Task requirements: Would you restate all the data that follows, word for word?

The records:
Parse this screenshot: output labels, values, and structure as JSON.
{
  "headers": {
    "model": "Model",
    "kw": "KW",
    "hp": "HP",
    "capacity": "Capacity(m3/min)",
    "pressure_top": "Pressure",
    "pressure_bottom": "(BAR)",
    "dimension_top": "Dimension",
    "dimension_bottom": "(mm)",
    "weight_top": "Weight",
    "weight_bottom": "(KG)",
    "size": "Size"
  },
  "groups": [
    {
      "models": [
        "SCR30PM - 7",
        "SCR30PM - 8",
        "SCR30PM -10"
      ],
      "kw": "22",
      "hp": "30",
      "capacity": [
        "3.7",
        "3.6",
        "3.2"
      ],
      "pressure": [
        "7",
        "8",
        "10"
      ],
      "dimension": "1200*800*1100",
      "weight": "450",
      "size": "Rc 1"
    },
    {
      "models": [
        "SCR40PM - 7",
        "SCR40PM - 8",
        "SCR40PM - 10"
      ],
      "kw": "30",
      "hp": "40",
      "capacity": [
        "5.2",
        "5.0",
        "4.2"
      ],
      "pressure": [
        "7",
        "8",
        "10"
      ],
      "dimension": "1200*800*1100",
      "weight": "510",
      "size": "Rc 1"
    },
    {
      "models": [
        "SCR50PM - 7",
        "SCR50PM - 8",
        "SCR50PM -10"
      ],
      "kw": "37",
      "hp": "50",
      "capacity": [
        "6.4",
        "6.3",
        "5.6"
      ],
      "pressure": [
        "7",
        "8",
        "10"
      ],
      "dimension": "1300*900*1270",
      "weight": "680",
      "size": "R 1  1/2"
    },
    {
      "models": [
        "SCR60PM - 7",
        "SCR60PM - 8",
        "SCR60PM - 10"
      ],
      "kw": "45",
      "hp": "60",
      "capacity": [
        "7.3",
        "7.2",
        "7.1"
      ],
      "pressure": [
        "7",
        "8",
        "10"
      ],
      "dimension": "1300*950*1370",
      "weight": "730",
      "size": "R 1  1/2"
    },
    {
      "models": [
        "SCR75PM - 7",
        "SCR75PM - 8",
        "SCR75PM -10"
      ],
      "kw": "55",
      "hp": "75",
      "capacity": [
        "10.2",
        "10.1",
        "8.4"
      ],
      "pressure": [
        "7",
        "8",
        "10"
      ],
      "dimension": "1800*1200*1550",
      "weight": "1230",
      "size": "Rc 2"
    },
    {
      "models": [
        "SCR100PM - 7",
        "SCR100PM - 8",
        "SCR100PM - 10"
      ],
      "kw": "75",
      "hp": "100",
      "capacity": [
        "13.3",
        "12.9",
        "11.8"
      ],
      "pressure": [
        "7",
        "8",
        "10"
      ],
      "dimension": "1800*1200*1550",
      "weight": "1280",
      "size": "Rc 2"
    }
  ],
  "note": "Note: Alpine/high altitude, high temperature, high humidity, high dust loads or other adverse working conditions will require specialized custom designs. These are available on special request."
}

Solution to the exercise:
Parse this screenshot: output labels, values, and structure as JSON.
{
  "headers": {
    "model": "Model",
    "kw": "KW",
    "hp": "HP",
    "capacity": "Capacity(m3/min)",
    "pressure_top": "Pressure",
    "pressure_bottom": "(BAR)",
    "dimension_top": "Dimension",
    "dimension_bottom": "(mm)",
    "weight_top": "Weight",
    "weight_bottom": "(KG)",
    "size": "Size"
  },
  "groups": [
    {
      "models": [
        "SCR30PM - 7",
        "SCR30PM - 8",
        "SCR30PM -10"
      ],
      "kw": "22",
      "hp": "30",
      "capacity": [
        "3.7",
        "3.6",
        "3.2"
      ],
      "pressure": [
        "7",
        "8",
        "10"
      ],
      "dimension": "1200*800*1100",
      "weight": "450",
      "size": "Rc 1"
    },
    {
      "models": [
        "SCR40PM - 7",
        "SCR40PM - 8",
        "SCR40PM - 10"
      ],
      "kw": "30",
      "hp": "40",
      "capacity": [
        "5.2",
        "5.0",
        "4.2"
      ],
      "pressure": [
        "7",
        "8",
        "10"
      ],
      "dimension": "1200*800*1100",
      "weight": "510",
      "size": "Rc 1"
    },
    {
      "models": [
        "SCR50PM - 7",
        "SCR50PM - 8",
        "SCR50PM -10"
      ],
      "kw": "37",
      "hp": "50",
      "capacity": [
        "6.4",
        "6.3",
        "5.6"
      ],
      "pressure": [
        "7",
        "8",
        "10"
      ],
      "dimension": "1300*900*1270",
      "weight": "680",
      "size": "R 1  1/2"
    },
    {
      "models": [
        "SCR60PM - 7",
        "SCR60PM - 8",
        "SCR60PM - 10"
      ],
      "kw": "45",
      "hp": "60",
      "capacity": [
        "7.3",
        "7.2",
        "7.1"
      ],
      "pressure": [
        "7",
        "8",
        "10"
      ],
      "dimension": "1300*950*1370",
      "weight": "730",
      "size": "R 1  1/2"
    },
    {
      "models": [
        "SCR75PM - 7",
        "SCR75PM - 8",
        "SCR75PM -10"
      ],
      "kw": "55",
      "hp": "75",
      "capacity": [
        "10.2",
        "10.1",
        "8.4"
      ],
      "pressure": [
        "7",
        "8",
        "10"
      ],
      "dimension": "1800*1200*1550",
      "weight": "1230",
      "size": "Rc 2"
    },
    {
      "models": [
        "SCR100PM - 7",
        "SCR100PM - 8",
        "SCR100PM - 10"
      ],
      "kw": "75",
      "hp": "100",
      "capacity": [
        "13.3",
        "12.9",
        "11.8"
      ],
      "pressure": [
        "7",
        "8",
        "10"
      ],
      "dimension": "1800*1200*1550",
      "weight": "1280",
      "size": "Rc 2"
    }
  ],
  "note": "Note: Alpine/high altitude, high temperature, high humidity, high dust loads or other adverse working conditions will require specialized custom designs. These are available on special request."
}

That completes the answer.